# Problem statement
Turn the lines below into a Markdown table with the columns Row and Text, numbering each row and skipping blank lines. Leave the pictures out.

***** Data for this exercise

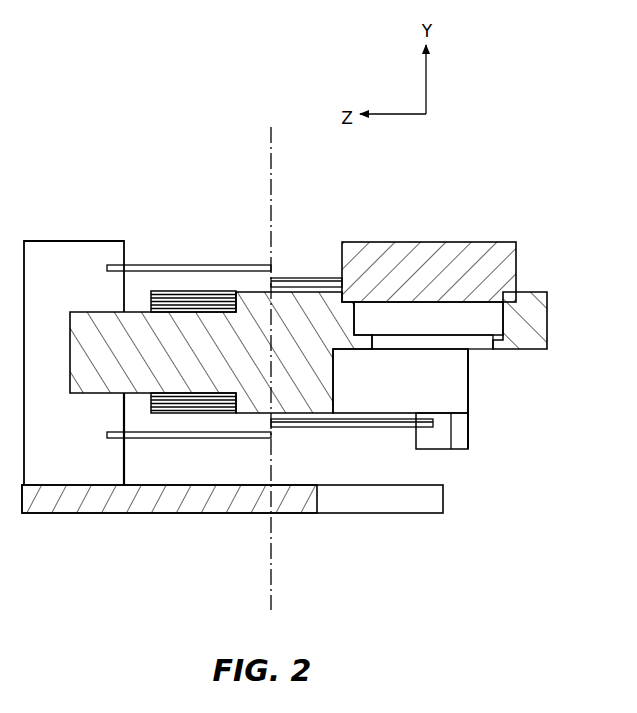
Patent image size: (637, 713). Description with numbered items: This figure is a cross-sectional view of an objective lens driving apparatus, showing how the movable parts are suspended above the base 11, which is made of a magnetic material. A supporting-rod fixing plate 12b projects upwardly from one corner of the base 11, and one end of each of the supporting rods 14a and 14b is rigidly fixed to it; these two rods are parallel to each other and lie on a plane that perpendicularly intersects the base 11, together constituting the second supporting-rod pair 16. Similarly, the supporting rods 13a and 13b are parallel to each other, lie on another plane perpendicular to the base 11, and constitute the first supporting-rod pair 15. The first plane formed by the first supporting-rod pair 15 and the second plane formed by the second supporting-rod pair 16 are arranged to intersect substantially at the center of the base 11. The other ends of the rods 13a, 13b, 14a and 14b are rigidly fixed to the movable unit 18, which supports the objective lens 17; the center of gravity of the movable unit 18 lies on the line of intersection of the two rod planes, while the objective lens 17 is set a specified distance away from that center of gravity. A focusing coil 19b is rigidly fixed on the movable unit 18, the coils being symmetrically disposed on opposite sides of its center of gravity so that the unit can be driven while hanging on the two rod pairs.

The base 11 is at (180, 507).
The supporting-rod fixing plate 12b is at (52, 243).
The supporting rod 13a is at (295, 275).
The supporting rod 13b is at (352, 428).
The supporting rod 14a is at (150, 263).
The supporting rod 14b is at (175, 440).
The first supporting-rod pair 15 is at (306, 236).
The second supporting-rod pair 16 is at (189, 249).
The objective lens 17 is at (425, 247).
The movable unit 18 is at (548, 318).
The focusing coil 19b is at (220, 414).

**********

# The response
| Row | Text |
|---|---|
| 1 | Patent image size: (637, 713). Description with numbered items: This figure is a cross-sectional view of an objective lens driving apparatus, showing how the movable parts are suspended above the base 11, which is made of a magnetic material. A supporting-rod fixing plate 12b projects upwardly from one corner of the base 11, and one end of each of the supporting rods 14a and 14b is rigidly fixed to it; these two rods are parallel to each other and lie on a plane that perpendicularly intersects the base 11, together constituting the second supporting-rod pair 16. Similarly, the supporting rods 13a and 13b are parallel to each other, lie on another plane perpendicular to the base 11, and constitute the first supporting-rod pair 15. The first plane formed by the first supporting-rod pair 15 and the second plane formed by the second supporting-rod pair 16 are arranged to intersect substantially at the center of the base 11. The other ends of the rods 13a, 13b, 14a and 14b are rigidly fixed to the movable unit 18, which supports the objective lens 17; the center of gravity of the movable unit 18 lies on the line of intersection of the two rod planes, while the objective lens 17 is set a specified distance away from that center of gravity. A focusing coil 19b is rigidly fixed on the movable unit 18, the coils being symmetrically disposed on opposite sides of its center of gravity so that the unit can be driven while hanging on the two rod pairs. |
| 2 | The base 11 is at (180, 507). |
| 3 | The supporting-rod fixing plate 12b is at (52, 243). |
| 4 | The supporting rod 13a is at (295, 275). |
| 5 | The supporting rod 13b is at (352, 428). |
| 6 | The supporting rod 14a is at (150, 263). |
| 7 | The supporting rod 14b is at (175, 440). |
| 8 | The first supporting-rod pair 15 is at (306, 236). |
| 9 | The second supporting-rod pair 16 is at (189, 249). |
| 10 | The objective lens 17 is at (425, 247). |
| 11 | The movable unit 18 is at (548, 318). |
| 12 | The focusing coil 19b is at (220, 414). |